- _Reading passage_:
And lest you suspect that these entanglements are the product of 20th-century America, please read Chad Wellmon on Big Humanities in 19th-century Germany. The kindest thing one could say about the notion that the “neoliberal takeover of the university” is just happening now — and that it’s being spearheaded by people in the humanities! — is to call it historically uninformed.

Burst the Third: The core of ABG’s argument: “Digital Humanities as social and institutional movement is a reactionary force in literary studies, pushing the discipline toward post-interpretative, non-suspicious, technocratic, conservative, managerial, lab-based practice.” This argument is based on a series of, to put it charitably, logically loose associations: many vast multinational corporations rely on digital technologies and “lab-based practice,” and DH does too, ergo…. But one could employ a very similar argument to say that many vast multinational corporations rely on scholars trained in the interpretation of texts — legal texts, primarily — and therefore it is “reactionary” to continue to produce expertise in these very practices. (Think of how many English majors trained in the intricacies of postcolonial critique have ended up in corporate law.) ABG have basically produced a guilt-by-association argument, but one which works against the scholarly models they prefer at least as well as it works against DH.

- _Stated exercise 1_:
Transcribe the entries word for word, beginning with their first line and continuing through the line containing "node D2-C1-R1 (434, 51, 441, 58)".

(Page element annotations)
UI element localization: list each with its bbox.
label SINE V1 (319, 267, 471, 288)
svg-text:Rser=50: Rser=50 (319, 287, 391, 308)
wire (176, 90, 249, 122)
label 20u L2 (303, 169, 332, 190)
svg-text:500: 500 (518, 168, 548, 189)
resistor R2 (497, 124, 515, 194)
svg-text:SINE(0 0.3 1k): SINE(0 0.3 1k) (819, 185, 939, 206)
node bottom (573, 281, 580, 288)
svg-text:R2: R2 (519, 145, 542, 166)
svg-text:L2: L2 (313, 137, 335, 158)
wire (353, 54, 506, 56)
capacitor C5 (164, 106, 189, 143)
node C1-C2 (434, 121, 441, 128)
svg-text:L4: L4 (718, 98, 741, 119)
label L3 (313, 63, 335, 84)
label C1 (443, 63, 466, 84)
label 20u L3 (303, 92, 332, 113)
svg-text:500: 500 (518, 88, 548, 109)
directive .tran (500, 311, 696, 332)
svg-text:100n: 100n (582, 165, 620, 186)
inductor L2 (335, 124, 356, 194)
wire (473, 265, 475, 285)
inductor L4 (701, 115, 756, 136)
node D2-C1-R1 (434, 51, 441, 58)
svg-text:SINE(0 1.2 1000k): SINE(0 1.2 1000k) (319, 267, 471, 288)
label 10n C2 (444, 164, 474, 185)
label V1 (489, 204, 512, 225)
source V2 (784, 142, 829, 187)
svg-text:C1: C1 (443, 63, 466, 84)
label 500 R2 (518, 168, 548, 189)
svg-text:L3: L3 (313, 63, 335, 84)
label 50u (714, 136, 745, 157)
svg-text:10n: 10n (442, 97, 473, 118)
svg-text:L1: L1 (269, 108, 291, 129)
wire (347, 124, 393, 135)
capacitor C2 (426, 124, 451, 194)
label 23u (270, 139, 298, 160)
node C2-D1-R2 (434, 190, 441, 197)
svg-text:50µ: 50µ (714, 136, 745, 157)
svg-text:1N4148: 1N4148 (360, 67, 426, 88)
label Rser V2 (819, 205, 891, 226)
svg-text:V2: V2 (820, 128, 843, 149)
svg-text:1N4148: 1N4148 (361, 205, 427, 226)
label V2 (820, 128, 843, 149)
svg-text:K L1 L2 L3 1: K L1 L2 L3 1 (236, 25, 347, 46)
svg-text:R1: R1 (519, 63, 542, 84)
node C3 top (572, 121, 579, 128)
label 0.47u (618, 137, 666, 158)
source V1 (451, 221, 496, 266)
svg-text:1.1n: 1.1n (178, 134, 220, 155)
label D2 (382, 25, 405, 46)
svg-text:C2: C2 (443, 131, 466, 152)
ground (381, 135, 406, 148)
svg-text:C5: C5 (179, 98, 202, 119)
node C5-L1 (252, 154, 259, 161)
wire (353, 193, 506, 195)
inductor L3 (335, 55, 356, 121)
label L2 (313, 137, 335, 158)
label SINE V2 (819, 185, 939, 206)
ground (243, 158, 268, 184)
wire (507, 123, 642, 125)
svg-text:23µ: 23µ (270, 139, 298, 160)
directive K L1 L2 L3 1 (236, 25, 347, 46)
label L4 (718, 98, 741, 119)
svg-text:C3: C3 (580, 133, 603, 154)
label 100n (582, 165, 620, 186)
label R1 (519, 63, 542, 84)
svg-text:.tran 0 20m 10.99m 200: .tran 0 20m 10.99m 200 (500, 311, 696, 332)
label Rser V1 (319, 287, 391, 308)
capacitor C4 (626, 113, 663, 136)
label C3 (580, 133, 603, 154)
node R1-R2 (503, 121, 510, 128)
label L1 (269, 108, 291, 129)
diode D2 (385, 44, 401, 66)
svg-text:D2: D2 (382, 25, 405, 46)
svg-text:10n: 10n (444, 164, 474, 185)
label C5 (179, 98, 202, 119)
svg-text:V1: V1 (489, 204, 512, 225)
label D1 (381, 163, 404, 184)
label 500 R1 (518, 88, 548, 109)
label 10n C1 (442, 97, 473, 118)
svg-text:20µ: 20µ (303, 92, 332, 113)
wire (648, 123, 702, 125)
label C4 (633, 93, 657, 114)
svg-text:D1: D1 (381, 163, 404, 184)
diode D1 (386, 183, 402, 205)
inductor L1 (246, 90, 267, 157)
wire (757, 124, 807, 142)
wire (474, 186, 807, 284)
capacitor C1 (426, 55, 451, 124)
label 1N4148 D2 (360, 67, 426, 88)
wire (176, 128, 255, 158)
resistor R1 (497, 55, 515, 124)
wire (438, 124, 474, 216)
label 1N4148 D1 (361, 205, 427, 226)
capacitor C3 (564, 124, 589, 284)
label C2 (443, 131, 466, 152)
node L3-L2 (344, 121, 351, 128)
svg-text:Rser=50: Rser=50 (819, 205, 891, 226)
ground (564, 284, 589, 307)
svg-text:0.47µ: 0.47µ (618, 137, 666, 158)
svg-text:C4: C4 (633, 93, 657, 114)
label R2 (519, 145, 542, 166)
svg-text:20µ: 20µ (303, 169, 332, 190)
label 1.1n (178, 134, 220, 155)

- _Stated exercise 2_:
In the passage on Digital Humanities, whose work on Big Humanities in 19th-century Germany does the writer ask readers to read?

- _Expected answer 1_:
UI element localization: list each with its bbox.
label SINE V1 (319, 267, 471, 288)
svg-text:Rser=50: Rser=50 (319, 287, 391, 308)
wire (176, 90, 249, 122)
label 20u L2 (303, 169, 332, 190)
svg-text:500: 500 (518, 168, 548, 189)
resistor R2 (497, 124, 515, 194)
svg-text:SINE(0 0.3 1k): SINE(0 0.3 1k) (819, 185, 939, 206)
node bottom (573, 281, 580, 288)
svg-text:R2: R2 (519, 145, 542, 166)
svg-text:L2: L2 (313, 137, 335, 158)
wire (353, 54, 506, 56)
capacitor C5 (164, 106, 189, 143)
node C1-C2 (434, 121, 441, 128)
svg-text:L4: L4 (718, 98, 741, 119)
label L3 (313, 63, 335, 84)
label C1 (443, 63, 466, 84)
label 20u L3 (303, 92, 332, 113)
svg-text:500: 500 (518, 88, 548, 109)
directive .tran (500, 311, 696, 332)
svg-text:100n: 100n (582, 165, 620, 186)
inductor L2 (335, 124, 356, 194)
wire (473, 265, 475, 285)
inductor L4 (701, 115, 756, 136)
node D2-C1-R1 (434, 51, 441, 58)

- _Expected answer 2_:
Chad Wellmon's.